Problem description: Type the records out again in full, exactly.

━━━━━ Listed records ━━━━━

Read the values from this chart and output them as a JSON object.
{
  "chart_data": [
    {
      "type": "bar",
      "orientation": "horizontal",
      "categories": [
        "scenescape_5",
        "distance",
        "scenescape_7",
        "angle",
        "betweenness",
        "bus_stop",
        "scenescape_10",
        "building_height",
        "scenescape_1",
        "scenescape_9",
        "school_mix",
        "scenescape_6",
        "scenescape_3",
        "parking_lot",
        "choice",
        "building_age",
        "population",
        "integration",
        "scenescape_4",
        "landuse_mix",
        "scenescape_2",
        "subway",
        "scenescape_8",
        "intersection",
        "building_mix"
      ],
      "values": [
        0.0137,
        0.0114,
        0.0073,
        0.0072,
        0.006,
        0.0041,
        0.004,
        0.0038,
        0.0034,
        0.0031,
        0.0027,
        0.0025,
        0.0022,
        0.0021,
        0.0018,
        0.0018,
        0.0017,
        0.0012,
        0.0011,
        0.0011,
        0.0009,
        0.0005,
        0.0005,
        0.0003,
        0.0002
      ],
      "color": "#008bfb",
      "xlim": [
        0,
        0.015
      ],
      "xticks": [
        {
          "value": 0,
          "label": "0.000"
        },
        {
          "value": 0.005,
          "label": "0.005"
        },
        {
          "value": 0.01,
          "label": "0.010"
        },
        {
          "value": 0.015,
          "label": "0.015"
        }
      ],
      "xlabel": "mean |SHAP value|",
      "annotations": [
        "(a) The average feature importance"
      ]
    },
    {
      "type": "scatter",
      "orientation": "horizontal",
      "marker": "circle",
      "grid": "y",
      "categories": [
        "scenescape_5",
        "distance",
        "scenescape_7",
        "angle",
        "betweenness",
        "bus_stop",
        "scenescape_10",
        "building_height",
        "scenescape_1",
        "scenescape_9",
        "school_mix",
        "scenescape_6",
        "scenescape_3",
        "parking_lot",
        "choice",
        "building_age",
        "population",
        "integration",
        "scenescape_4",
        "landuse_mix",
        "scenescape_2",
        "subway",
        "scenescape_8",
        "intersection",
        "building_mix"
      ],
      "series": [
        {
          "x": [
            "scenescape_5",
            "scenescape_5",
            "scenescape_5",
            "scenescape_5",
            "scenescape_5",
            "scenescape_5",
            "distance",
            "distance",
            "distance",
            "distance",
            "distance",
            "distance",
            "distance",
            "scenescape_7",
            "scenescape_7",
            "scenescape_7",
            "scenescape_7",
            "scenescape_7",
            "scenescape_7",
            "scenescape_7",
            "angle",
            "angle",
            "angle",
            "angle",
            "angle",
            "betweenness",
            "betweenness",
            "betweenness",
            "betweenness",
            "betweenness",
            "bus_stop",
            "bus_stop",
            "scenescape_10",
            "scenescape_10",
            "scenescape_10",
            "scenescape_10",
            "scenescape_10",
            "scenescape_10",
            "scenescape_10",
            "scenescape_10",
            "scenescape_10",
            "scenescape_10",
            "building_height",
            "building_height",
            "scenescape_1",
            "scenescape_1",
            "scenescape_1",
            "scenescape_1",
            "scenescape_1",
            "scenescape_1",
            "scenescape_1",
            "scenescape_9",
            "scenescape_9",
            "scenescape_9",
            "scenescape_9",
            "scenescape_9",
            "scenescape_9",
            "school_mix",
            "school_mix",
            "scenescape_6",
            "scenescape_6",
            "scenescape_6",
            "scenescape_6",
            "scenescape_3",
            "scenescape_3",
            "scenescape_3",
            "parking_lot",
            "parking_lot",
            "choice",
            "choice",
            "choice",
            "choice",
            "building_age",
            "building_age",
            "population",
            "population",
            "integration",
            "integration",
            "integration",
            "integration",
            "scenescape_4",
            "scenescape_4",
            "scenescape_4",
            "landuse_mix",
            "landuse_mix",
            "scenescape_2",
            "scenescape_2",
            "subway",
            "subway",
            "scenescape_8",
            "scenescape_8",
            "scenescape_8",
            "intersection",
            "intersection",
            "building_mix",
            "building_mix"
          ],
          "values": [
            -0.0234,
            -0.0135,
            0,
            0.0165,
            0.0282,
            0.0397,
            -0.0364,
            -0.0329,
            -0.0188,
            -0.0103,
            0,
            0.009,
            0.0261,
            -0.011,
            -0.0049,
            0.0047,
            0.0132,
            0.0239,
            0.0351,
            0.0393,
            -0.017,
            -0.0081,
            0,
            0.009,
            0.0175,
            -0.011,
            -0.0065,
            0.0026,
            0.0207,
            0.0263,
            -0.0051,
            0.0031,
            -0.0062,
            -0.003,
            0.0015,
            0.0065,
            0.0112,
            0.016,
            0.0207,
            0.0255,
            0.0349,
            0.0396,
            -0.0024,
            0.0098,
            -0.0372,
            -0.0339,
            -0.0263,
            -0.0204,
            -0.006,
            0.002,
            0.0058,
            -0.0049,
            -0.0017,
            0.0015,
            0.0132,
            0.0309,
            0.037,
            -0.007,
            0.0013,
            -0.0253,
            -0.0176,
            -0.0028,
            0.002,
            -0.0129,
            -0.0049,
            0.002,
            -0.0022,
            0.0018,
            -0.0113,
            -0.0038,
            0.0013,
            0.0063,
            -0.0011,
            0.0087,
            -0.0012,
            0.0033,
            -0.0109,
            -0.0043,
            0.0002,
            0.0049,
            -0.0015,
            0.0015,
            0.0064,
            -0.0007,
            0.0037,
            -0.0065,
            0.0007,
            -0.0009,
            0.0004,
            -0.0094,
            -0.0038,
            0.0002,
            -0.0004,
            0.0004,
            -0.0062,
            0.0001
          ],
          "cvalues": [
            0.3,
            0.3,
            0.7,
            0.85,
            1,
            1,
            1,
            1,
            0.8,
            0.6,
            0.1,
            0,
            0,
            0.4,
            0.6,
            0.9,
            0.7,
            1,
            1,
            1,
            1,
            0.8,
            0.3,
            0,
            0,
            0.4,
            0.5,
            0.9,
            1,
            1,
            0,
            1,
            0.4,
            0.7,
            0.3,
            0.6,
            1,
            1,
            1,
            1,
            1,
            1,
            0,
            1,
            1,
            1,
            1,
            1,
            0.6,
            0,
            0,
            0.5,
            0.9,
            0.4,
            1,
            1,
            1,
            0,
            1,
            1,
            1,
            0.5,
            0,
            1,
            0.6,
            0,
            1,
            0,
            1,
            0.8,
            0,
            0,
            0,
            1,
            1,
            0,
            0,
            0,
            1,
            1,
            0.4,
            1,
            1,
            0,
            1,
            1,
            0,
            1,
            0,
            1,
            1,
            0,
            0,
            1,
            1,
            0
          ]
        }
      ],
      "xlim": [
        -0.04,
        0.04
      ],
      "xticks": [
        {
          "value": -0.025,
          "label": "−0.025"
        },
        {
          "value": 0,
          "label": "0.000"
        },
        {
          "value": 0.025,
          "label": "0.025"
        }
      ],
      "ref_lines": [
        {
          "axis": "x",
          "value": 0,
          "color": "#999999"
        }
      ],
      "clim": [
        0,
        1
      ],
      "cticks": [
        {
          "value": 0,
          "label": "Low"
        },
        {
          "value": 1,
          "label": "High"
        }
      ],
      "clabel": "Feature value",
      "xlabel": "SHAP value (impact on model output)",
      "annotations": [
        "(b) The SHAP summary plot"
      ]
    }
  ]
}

━━━━━

Exercise answer:
Read the values from this chart and output them as a JSON object.
{
  "chart_data": [
    {
      "type": "bar",
      "orientation": "horizontal",
      "categories": [
        "scenescape_5",
        "distance",
        "scenescape_7",
        "angle",
        "betweenness",
        "bus_stop",
        "scenescape_10",
        "building_height",
        "scenescape_1",
        "scenescape_9",
        "school_mix",
        "scenescape_6",
        "scenescape_3",
        "parking_lot",
        "choice",
        "building_age",
        "population",
        "integration",
        "scenescape_4",
        "landuse_mix",
        "scenescape_2",
        "subway",
        "scenescape_8",
        "intersection",
        "building_mix"
      ],
      "values": [
        0.0137,
        0.0114,
        0.0073,
        0.0072,
        0.006,
        0.0041,
        0.004,
        0.0038,
        0.0034,
        0.0031,
        0.0027,
        0.0025,
        0.0022,
        0.0021,
        0.0018,
        0.0018,
        0.0017,
        0.0012,
        0.0011,
        0.0011,
        0.0009,
        0.0005,
        0.0005,
        0.0003,
        0.0002
      ],
      "color": "#008bfb",
      "xlim": [
        0,
        0.015
      ],
      "xticks": [
        {
          "value": 0,
          "label": "0.000"
        },
        {
          "value": 0.005,
          "label": "0.005"
        },
        {
          "value": 0.01,
          "label": "0.010"
        },
        {
          "value": 0.015,
          "label": "0.015"
        }
      ],
      "xlabel": "mean |SHAP value|",
      "annotations": [
        "(a) The average feature importance"
      ]
    },
    {
      "type": "scatter",
      "orientation": "horizontal",
      "marker": "circle",
      "grid": "y",
      "categories": [
        "scenescape_5",
        "distance",
        "scenescape_7",
        "angle",
        "betweenness",
        "bus_stop",
        "scenescape_10",
        "building_height",
        "scenescape_1",
        "scenescape_9",
        "school_mix",
        "scenescape_6",
        "scenescape_3",
        "parking_lot",
        "choice",
        "building_age",
        "population",
        "integration",
        "scenescape_4",
        "landuse_mix",
        "scenescape_2",
        "subway",
        "scenescape_8",
        "intersection",
        "building_mix"
      ],
      "series": [
        {
          "x": [
            "scenescape_5",
            "scenescape_5",
            "scenescape_5",
            "scenescape_5",
            "scenescape_5",
            "scenescape_5",
            "distance",
            "distance",
            "distance",
            "distance",
            "distance",
            "distance",
            "distance",
            "scenescape_7",
            "scenescape_7",
            "scenescape_7",
            "scenescape_7",
            "scenescape_7",
            "scenescape_7",
            "scenescape_7",
            "angle",
            "angle",
            "angle",
            "angle",
            "angle",
            "betweenness",
            "betweenness",
            "betweenness",
            "betweenness",
            "betweenness",
            "bus_stop",
            "bus_stop",
            "scenescape_10",
            "scenescape_10",
            "scenescape_10",
            "scenescape_10",
            "scenescape_10",
            "scenescape_10",
            "scenescape_10",
            "scenescape_10",
            "scenescape_10",
            "scenescape_10",
            "building_height",
            "building_height",
            "scenescape_1",
            "scenescape_1",
            "scenescape_1",
            "scenescape_1",
            "scenescape_1",
            "scenescape_1",
            "scenescape_1",
            "scenescape_9",
            "scenescape_9",
            "scenescape_9",
            "scenescape_9",
            "scenescape_9",
            "scenescape_9",
            "school_mix",
            "school_mix",
            "scenescape_6",
            "scenescape_6",
            "scenescape_6",
            "scenescape_6",
            "scenescape_3",
            "scenescape_3",
            "scenescape_3",
            "parking_lot",
            "parking_lot",
            "choice",
            "choice",
            "choice",
            "choice",
            "building_age",
            "building_age",
            "population",
            "population",
            "integration",
            "integration",
            "integration",
            "integration",
            "scenescape_4",
            "scenescape_4",
            "scenescape_4",
            "landuse_mix",
            "landuse_mix",
            "scenescape_2",
            "scenescape_2",
            "subway",
            "subway",
            "scenescape_8",
            "scenescape_8",
            "scenescape_8",
            "intersection",
            "intersection",
            "building_mix",
            "building_mix"
          ],
          "values": [
            -0.0234,
            -0.0135,
            0,
            0.0165,
            0.0282,
            0.0397,
            -0.0364,
            -0.0329,
            -0.0188,
            -0.0103,
            0,
            0.009,
            0.0261,
            -0.011,
            -0.0049,
            0.0047,
            0.0132,
            0.0239,
            0.0351,
            0.0393,
            -0.017,
            -0.0081,
            0,
            0.009,
            0.0175,
            -0.011,
            -0.0065,
            0.0026,
            0.0207,
            0.0263,
            -0.0051,
            0.0031,
            -0.0062,
            -0.003,
            0.0015,
            0.0065,
            0.0112,
            0.016,
            0.0207,
            0.0255,
            0.0349,
            0.0396,
            -0.0024,
            0.0098,
            -0.0372,
            -0.0339,
            -0.0263,
            -0.0204,
            -0.006,
            0.002,
            0.0058,
            -0.0049,
            -0.0017,
            0.0015,
            0.0132,
            0.0309,
            0.037,
            -0.007,
            0.0013,
            -0.0253,
            -0.0176,
            -0.0028,
            0.002,
            -0.0129,
            -0.0049,
            0.002,
            -0.0022,
            0.0018,
            -0.0113,
            -0.0038,
            0.0013,
            0.0063,
            -0.0011,
            0.0087,
            -0.0012,
            0.0033,
            -0.0109,
            -0.0043,
            0.0002,
            0.0049,
            -0.0015,
            0.0015,
            0.0064,
            -0.0007,
            0.0037,
            -0.0065,
            0.0007,
            -0.0009,
            0.0004,
            -0.0094,
            -0.0038,
            0.0002,
            -0.0004,
            0.0004,
            -0.0062,
            0.0001
          ],
          "cvalues": [
            0.3,
            0.3,
            0.7,
            0.85,
            1,
            1,
            1,
            1,
            0.8,
            0.6,
            0.1,
            0,
            0,
            0.4,
            0.6,
            0.9,
            0.7,
            1,
            1,
            1,
            1,
            0.8,
            0.3,
            0,
            0,
            0.4,
            0.5,
            0.9,
            1,
            1,
            0,
            1,
            0.4,
            0.7,
            0.3,
            0.6,
            1,
            1,
            1,
            1,
            1,
            1,
            0,
            1,
            1,
            1,
            1,
            1,
            0.6,
            0,
            0,
            0.5,
            0.9,
            0.4,
            1,
            1,
            1,
            0,
            1,
            1,
            1,
            0.5,
            0,
            1,
            0.6,
            0,
            1,
            0,
            1,
            0.8,
            0,
            0,
            0,
            1,
            1,
            0,
            0,
            0,
            1,
            1,
            0.4,
            1,
            1,
            0,
            1,
            1,
            0,
            1,
            0,
            1,
            1,
            0,
            0,
            1,
            1,
            0
          ]
        }
      ],
      "xlim": [
        -0.04,
        0.04
      ],
      "xticks": [
        {
          "value": -0.025,
          "label": "−0.025"
        },
        {
          "value": 0,
          "label": "0.000"
        },
        {
          "value": 0.025,
          "label": "0.025"
        }
      ],
      "ref_lines": [
        {
          "axis": "x",
          "value": 0,
          "color": "#999999"
        }
      ],
      "clim": [
        0,
        1
      ],
      "cticks": [
        {
          "value": 0,
          "label": "Low"
        },
        {
          "value": 1,
          "label": "High"
        }
      ],
      "clabel": "Feature value",
      "xlabel": "SHAP value (impact on model output)",
      "annotations": [
        "(b) The SHAP summary plot"
      ]
    }
  ]
}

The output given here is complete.